#### GOAL
Omit all images. Transcribe the rest of the material below exactly.

== SUPPLIED RECORDS ==

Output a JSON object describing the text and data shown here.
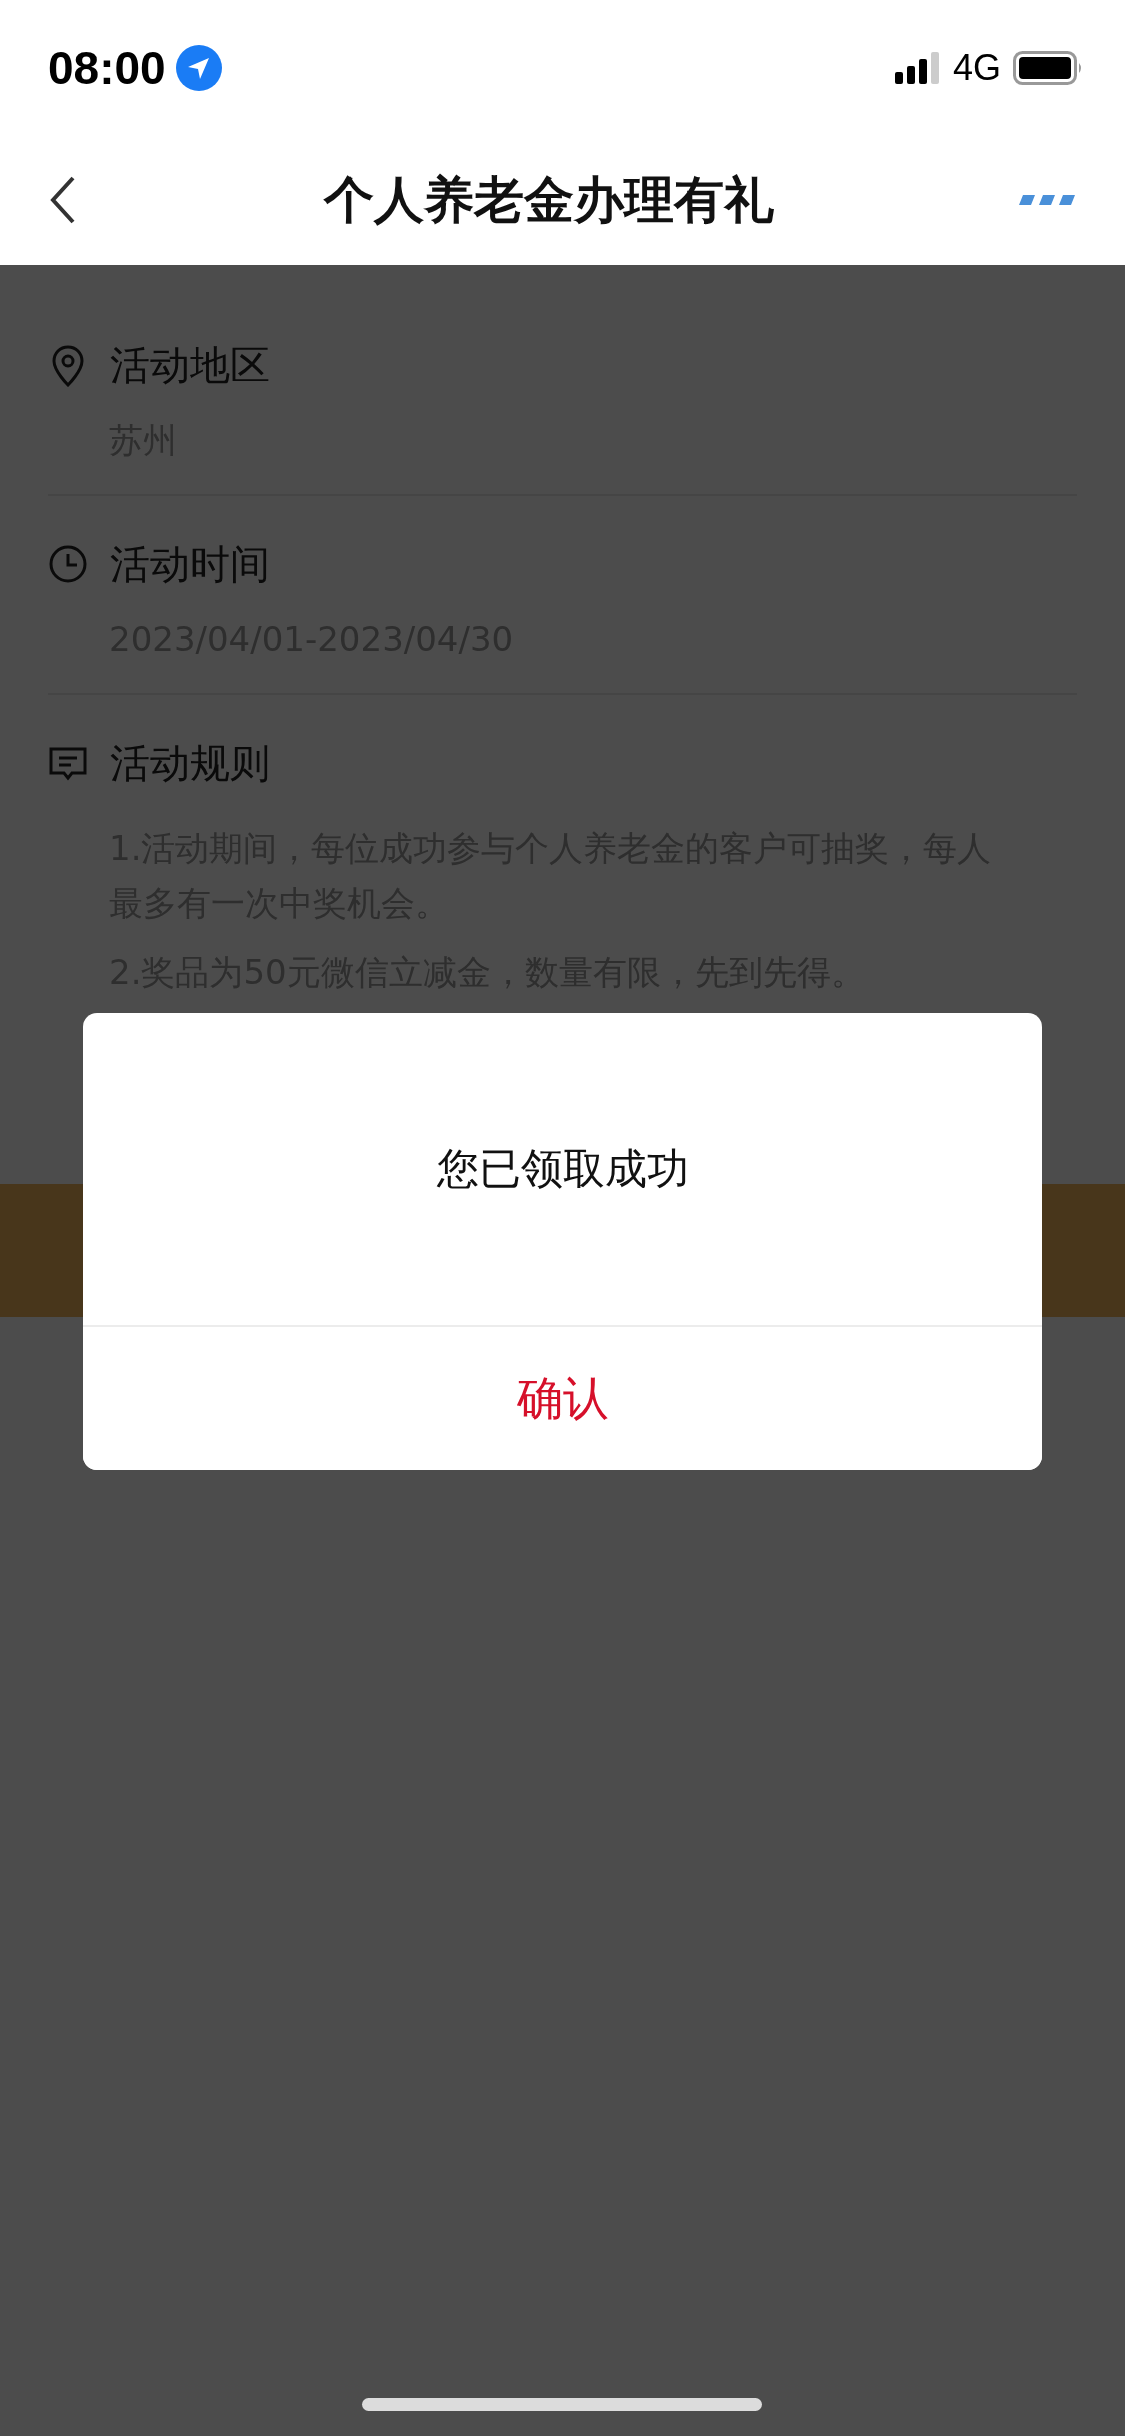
{
  "status_bar": {
    "time": "08:00",
    "network": "4G"
  },
  "nav": {
    "title": "个人养老金办理有礼"
  },
  "sections": [
    {
      "kind": "location",
      "heading": "活动地区",
      "lines": [
        "苏州"
      ]
    },
    {
      "kind": "time",
      "heading": "活动时间",
      "lines": [
        "2023/04/01-2023/04/30"
      ]
    },
    {
      "kind": "rules",
      "heading": "活动规则",
      "lines": [
        "1.活动期间，每位成功参与个人养老金的客户可抽奖，每人最多有一次中奖机会。",
        "2.奖品为50元微信立减金，数量有限，先到先得。"
      ]
    }
  ],
  "dialog": {
    "message": "您已领取成功",
    "button": "确认"
  }
}
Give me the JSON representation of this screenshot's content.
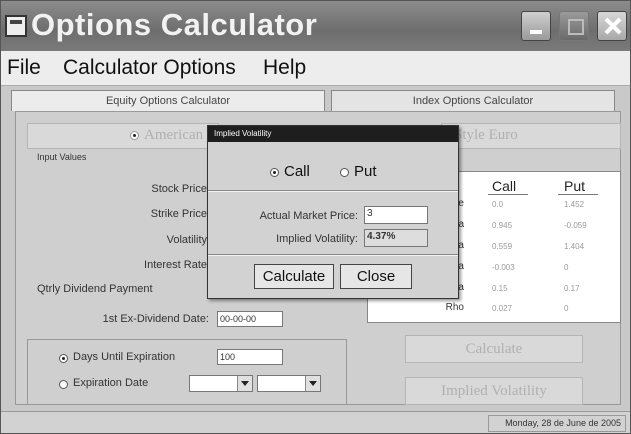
{
  "window": {
    "title": "Options Calculator"
  },
  "menu": [
    "File",
    "Calculator Options",
    "Help"
  ],
  "tabs": [
    {
      "label": "Equity Options Calculator",
      "active": true
    },
    {
      "label": "Index Options Calculator",
      "active": false
    }
  ],
  "style": {
    "american": "American",
    "european": "Style Euro"
  },
  "inputs": {
    "section_label": "Input Values",
    "stock_price": "Stock Price",
    "strike_price": "Strike Price",
    "volatility": "Volatility",
    "interest_rate": "Interest Rate",
    "dividend_payment": "Qtrly Dividend Payment",
    "ex_dividend_date_label": "1st Ex-Dividend Date:",
    "ex_dividend_date_value": "00-00-00",
    "days_until_expiration_label": "Days Until Expiration",
    "days_until_expiration_value": "100",
    "days_selected": true,
    "expiration_date_label": "Expiration Date"
  },
  "results": {
    "columns": [
      "Call",
      "Put"
    ],
    "rows": [
      {
        "label": "ice",
        "call": "0.0",
        "put": "1.452"
      },
      {
        "label": "lta",
        "call": "0.945",
        "put": "-0.059"
      },
      {
        "label": "ma",
        "call": "0.559",
        "put": "1.404"
      },
      {
        "label": "eta",
        "call": "-0.003",
        "put": "0"
      },
      {
        "label": "ga",
        "call": "0.15",
        "put": "0.17"
      },
      {
        "label": "Rho",
        "call": "0.027",
        "put": "0"
      }
    ]
  },
  "buttons": {
    "calculate": "Calculate",
    "implied_volatility": "Implied Volatility"
  },
  "status": {
    "date": "Monday, 28 de June de 2005"
  },
  "dialog": {
    "title": "Implied Volatility",
    "call_label": "Call",
    "put_label": "Put",
    "call_selected": true,
    "market_price_label": "Actual Market Price:",
    "market_price_value": "3",
    "implied_vol_label": "Implied Volatility:",
    "implied_vol_value": "4.37%",
    "calculate_label": "Calculate",
    "close_label": "Close"
  }
}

===

#### EXERCISE RESULT
Output a JSON object describing the text and data shown here.
{
  "status_bar": {
    "time": "08:00",
    "network": "4G"
  },
  "nav": {
    "title": "个人养老金办理有礼"
  },
  "sections": [
    {
      "kind": "location",
      "heading": "活动地区",
      "lines": [
        "苏州"
      ]
    },
    {
      "kind": "time",
      "heading": "活动时间",
      "lines": [
        "2023/04/01-2023/04/30"
      ]
    },
    {
      "kind": "rules",
      "heading": "活动规则",
      "lines": [
        "1.活动期间，每位成功参与个人养老金的客户可抽奖，每人最多有一次中奖机会。",
        "2.奖品为50元微信立减金，数量有限，先到先得。"
      ]
    }
  ],
  "dialog": {
    "message": "您已领取成功",
    "button": "确认"
  }
}
Give me the JSON representation of this screenshot's content.
{
  "window": {
    "title": "Options Calculator"
  },
  "menu": [
    "File",
    "Calculator Options",
    "Help"
  ],
  "tabs": [
    {
      "label": "Equity Options Calculator",
      "active": true
    },
    {
      "label": "Index Options Calculator",
      "active": false
    }
  ],
  "style": {
    "american": "American",
    "european": "Style Euro"
  },
  "inputs": {
    "section_label": "Input Values",
    "stock_price": "Stock Price",
    "strike_price": "Strike Price",
    "volatility": "Volatility",
    "interest_rate": "Interest Rate",
    "dividend_payment": "Qtrly Dividend Payment",
    "ex_dividend_date_label": "1st Ex-Dividend Date:",
    "ex_dividend_date_value": "00-00-00",
    "days_until_expiration_label": "Days Until Expiration",
    "days_until_expiration_value": "100",
    "days_selected": true,
    "expiration_date_label": "Expiration Date"
  },
  "results": {
    "columns": [
      "Call",
      "Put"
    ],
    "rows": [
      {
        "label": "ice",
        "call": "0.0",
        "put": "1.452"
      },
      {
        "label": "lta",
        "call": "0.945",
        "put": "-0.059"
      },
      {
        "label": "ma",
        "call": "0.559",
        "put": "1.404"
      },
      {
        "label": "eta",
        "call": "-0.003",
        "put": "0"
      },
      {
        "label": "ga",
        "call": "0.15",
        "put": "0.17"
      },
      {
        "label": "Rho",
        "call": "0.027",
        "put": "0"
      }
    ]
  },
  "buttons": {
    "calculate": "Calculate",
    "implied_volatility": "Implied Volatility"
  },
  "status": {
    "date": "Monday, 28 de June de 2005"
  },
  "dialog": {
    "title": "Implied Volatility",
    "call_label": "Call",
    "put_label": "Put",
    "call_selected": true,
    "market_price_label": "Actual Market Price:",
    "market_price_value": "3",
    "implied_vol_label": "Implied Volatility:",
    "implied_vol_value": "4.37%",
    "calculate_label": "Calculate",
    "close_label": "Close"
  }
}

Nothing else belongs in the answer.